Written exercise: Retype the records below exactly as they appear.

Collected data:
►

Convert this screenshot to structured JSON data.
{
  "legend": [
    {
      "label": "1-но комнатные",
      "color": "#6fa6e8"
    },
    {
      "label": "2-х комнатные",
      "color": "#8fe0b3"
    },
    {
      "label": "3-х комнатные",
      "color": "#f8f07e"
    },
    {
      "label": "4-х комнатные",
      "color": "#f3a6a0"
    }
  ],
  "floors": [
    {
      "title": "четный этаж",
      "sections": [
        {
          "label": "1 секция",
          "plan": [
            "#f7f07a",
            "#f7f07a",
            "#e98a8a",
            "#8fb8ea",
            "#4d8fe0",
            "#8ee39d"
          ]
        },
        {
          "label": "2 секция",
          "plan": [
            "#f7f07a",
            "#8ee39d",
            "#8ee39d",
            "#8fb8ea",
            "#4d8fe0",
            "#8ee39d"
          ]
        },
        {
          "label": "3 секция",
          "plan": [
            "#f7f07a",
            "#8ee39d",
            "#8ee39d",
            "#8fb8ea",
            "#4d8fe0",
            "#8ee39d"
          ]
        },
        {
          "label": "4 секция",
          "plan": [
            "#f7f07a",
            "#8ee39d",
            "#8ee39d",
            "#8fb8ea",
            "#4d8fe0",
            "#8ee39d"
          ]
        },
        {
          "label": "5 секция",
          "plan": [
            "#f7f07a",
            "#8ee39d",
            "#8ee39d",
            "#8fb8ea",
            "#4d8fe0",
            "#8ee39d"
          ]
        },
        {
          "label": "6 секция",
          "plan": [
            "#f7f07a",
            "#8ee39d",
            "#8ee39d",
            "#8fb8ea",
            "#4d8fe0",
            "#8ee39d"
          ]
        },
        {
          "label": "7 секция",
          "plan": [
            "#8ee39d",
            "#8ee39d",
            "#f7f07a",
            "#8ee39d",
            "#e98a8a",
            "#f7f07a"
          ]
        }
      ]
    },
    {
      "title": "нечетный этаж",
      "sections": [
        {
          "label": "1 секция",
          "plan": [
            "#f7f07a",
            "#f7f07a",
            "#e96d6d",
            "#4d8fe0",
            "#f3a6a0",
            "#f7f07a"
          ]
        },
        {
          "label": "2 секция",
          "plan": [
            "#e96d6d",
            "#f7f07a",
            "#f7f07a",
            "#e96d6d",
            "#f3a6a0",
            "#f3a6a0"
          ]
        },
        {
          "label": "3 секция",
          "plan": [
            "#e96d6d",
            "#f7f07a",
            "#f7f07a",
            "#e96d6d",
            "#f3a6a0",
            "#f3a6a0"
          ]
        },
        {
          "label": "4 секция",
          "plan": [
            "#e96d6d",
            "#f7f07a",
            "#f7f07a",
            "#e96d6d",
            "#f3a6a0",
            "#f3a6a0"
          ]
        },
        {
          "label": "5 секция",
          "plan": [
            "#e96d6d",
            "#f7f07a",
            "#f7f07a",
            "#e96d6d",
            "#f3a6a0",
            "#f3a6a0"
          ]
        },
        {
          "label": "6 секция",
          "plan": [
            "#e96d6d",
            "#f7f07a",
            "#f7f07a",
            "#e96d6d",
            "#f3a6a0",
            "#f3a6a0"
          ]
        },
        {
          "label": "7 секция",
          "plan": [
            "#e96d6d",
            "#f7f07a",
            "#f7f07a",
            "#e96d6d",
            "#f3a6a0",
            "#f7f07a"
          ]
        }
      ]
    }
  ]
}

◄

Result for this exercise:
Convert this screenshot to structured JSON data.
{
  "legend": [
    {
      "label": "1-но комнатные",
      "color": "#6fa6e8"
    },
    {
      "label": "2-х комнатные",
      "color": "#8fe0b3"
    },
    {
      "label": "3-х комнатные",
      "color": "#f8f07e"
    },
    {
      "label": "4-х комнатные",
      "color": "#f3a6a0"
    }
  ],
  "floors": [
    {
      "title": "четный этаж",
      "sections": [
        {
          "label": "1 секция",
          "plan": [
            "#f7f07a",
            "#f7f07a",
            "#e98a8a",
            "#8fb8ea",
            "#4d8fe0",
            "#8ee39d"
          ]
        },
        {
          "label": "2 секция",
          "plan": [
            "#f7f07a",
            "#8ee39d",
            "#8ee39d",
            "#8fb8ea",
            "#4d8fe0",
            "#8ee39d"
          ]
        },
        {
          "label": "3 секция",
          "plan": [
            "#f7f07a",
            "#8ee39d",
            "#8ee39d",
            "#8fb8ea",
            "#4d8fe0",
            "#8ee39d"
          ]
        },
        {
          "label": "4 секция",
          "plan": [
            "#f7f07a",
            "#8ee39d",
            "#8ee39d",
            "#8fb8ea",
            "#4d8fe0",
            "#8ee39d"
          ]
        },
        {
          "label": "5 секция",
          "plan": [
            "#f7f07a",
            "#8ee39d",
            "#8ee39d",
            "#8fb8ea",
            "#4d8fe0",
            "#8ee39d"
          ]
        },
        {
          "label": "6 секция",
          "plan": [
            "#f7f07a",
            "#8ee39d",
            "#8ee39d",
            "#8fb8ea",
            "#4d8fe0",
            "#8ee39d"
          ]
        },
        {
          "label": "7 секция",
          "plan": [
            "#8ee39d",
            "#8ee39d",
            "#f7f07a",
            "#8ee39d",
            "#e98a8a",
            "#f7f07a"
          ]
        }
      ]
    },
    {
      "title": "нечетный этаж",
      "sections": [
        {
          "label": "1 секция",
          "plan": [
            "#f7f07a",
            "#f7f07a",
            "#e96d6d",
            "#4d8fe0",
            "#f3a6a0",
            "#f7f07a"
          ]
        },
        {
          "label": "2 секция",
          "plan": [
            "#e96d6d",
            "#f7f07a",
            "#f7f07a",
            "#e96d6d",
            "#f3a6a0",
            "#f3a6a0"
          ]
        },
        {
          "label": "3 секция",
          "plan": [
            "#e96d6d",
            "#f7f07a",
            "#f7f07a",
            "#e96d6d",
            "#f3a6a0",
            "#f3a6a0"
          ]
        },
        {
          "label": "4 секция",
          "plan": [
            "#e96d6d",
            "#f7f07a",
            "#f7f07a",
            "#e96d6d",
            "#f3a6a0",
            "#f3a6a0"
          ]
        },
        {
          "label": "5 секция",
          "plan": [
            "#e96d6d",
            "#f7f07a",
            "#f7f07a",
            "#e96d6d",
            "#f3a6a0",
            "#f3a6a0"
          ]
        },
        {
          "label": "6 секция",
          "plan": [
            "#e96d6d",
            "#f7f07a",
            "#f7f07a",
            "#e96d6d",
            "#f3a6a0",
            "#f3a6a0"
          ]
        },
        {
          "label": "7 секция",
          "plan": [
            "#e96d6d",
            "#f7f07a",
            "#f7f07a",
            "#e96d6d",
            "#f3a6a0",
            "#f7f07a"
          ]
        }
      ]
    }
  ]
}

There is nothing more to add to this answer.